#### DATASET:
-=-=-=-=-

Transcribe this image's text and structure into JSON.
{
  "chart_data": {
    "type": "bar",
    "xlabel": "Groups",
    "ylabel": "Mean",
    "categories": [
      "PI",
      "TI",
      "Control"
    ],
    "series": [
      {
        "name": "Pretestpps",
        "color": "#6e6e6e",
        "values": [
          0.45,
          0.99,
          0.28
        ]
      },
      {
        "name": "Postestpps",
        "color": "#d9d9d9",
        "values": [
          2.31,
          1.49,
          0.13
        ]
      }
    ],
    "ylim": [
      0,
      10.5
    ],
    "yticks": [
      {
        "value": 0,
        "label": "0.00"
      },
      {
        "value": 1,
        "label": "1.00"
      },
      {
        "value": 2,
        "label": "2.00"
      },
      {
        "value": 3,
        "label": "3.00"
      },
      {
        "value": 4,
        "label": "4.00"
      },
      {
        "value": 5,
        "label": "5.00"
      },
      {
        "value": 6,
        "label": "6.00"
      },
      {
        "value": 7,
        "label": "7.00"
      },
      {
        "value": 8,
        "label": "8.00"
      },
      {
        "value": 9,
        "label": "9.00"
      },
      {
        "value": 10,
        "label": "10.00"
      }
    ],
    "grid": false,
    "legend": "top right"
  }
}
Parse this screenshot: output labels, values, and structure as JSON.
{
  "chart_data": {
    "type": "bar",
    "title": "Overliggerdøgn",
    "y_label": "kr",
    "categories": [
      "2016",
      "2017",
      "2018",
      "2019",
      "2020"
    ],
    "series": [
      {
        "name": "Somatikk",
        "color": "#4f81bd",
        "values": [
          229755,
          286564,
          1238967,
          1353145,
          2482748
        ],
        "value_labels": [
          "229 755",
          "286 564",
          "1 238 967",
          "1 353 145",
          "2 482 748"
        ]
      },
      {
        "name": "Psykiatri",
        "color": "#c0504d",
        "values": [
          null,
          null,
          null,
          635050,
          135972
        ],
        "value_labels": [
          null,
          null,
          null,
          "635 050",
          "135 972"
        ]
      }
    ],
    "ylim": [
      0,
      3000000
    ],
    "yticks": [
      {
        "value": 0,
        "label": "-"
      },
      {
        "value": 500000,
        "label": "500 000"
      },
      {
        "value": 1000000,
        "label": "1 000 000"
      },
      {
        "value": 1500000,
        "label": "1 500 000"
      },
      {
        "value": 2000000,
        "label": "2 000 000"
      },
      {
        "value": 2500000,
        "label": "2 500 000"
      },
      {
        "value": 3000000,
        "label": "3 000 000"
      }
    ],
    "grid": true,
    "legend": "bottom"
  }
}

-=-=-=-=-

#### TASK TO COMPLETE:
Word for word, restate all of the data shown above.

#### RIGHT ANSWER:
Transcribe this image's text and structure into JSON.
{
  "chart_data": {
    "type": "bar",
    "xlabel": "Groups",
    "ylabel": "Mean",
    "categories": [
      "PI",
      "TI",
      "Control"
    ],
    "series": [
      {
        "name": "Pretestpps",
        "color": "#6e6e6e",
        "values": [
          0.45,
          0.99,
          0.28
        ]
      },
      {
        "name": "Postestpps",
        "color": "#d9d9d9",
        "values": [
          2.31,
          1.49,
          0.13
        ]
      }
    ],
    "ylim": [
      0,
      10.5
    ],
    "yticks": [
      {
        "value": 0,
        "label": "0.00"
      },
      {
        "value": 1,
        "label": "1.00"
      },
      {
        "value": 2,
        "label": "2.00"
      },
      {
        "value": 3,
        "label": "3.00"
      },
      {
        "value": 4,
        "label": "4.00"
      },
      {
        "value": 5,
        "label": "5.00"
      },
      {
        "value": 6,
        "label": "6.00"
      },
      {
        "value": 7,
        "label": "7.00"
      },
      {
        "value": 8,
        "label": "8.00"
      },
      {
        "value": 9,
        "label": "9.00"
      },
      {
        "value": 10,
        "label": "10.00"
      }
    ],
    "grid": false,
    "legend": "top right"
  }
}
Parse this screenshot: output labels, values, and structure as JSON.
{
  "chart_data": {
    "type": "bar",
    "title": "Overliggerdøgn",
    "y_label": "kr",
    "categories": [
      "2016",
      "2017",
      "2018",
      "2019",
      "2020"
    ],
    "series": [
      {
        "name": "Somatikk",
        "color": "#4f81bd",
        "values": [
          229755,
          286564,
          1238967,
          1353145,
          2482748
        ],
        "value_labels": [
          "229 755",
          "286 564",
          "1 238 967",
          "1 353 145",
          "2 482 748"
        ]
      },
      {
        "name": "Psykiatri",
        "color": "#c0504d",
        "values": [
          null,
          null,
          null,
          635050,
          135972
        ],
        "value_labels": [
          null,
          null,
          null,
          "635 050",
          "135 972"
        ]
      }
    ],
    "ylim": [
      0,
      3000000
    ],
    "yticks": [
      {
        "value": 0,
        "label": "-"
      },
      {
        "value": 500000,
        "label": "500 000"
      },
      {
        "value": 1000000,
        "label": "1 000 000"
      },
      {
        "value": 1500000,
        "label": "1 500 000"
      },
      {
        "value": 2000000,
        "label": "2 000 000"
      },
      {
        "value": 2500000,
        "label": "2 500 000"
      },
      {
        "value": 3000000,
        "label": "3 000 000"
      }
    ],
    "grid": true,
    "legend": "bottom"
  }
}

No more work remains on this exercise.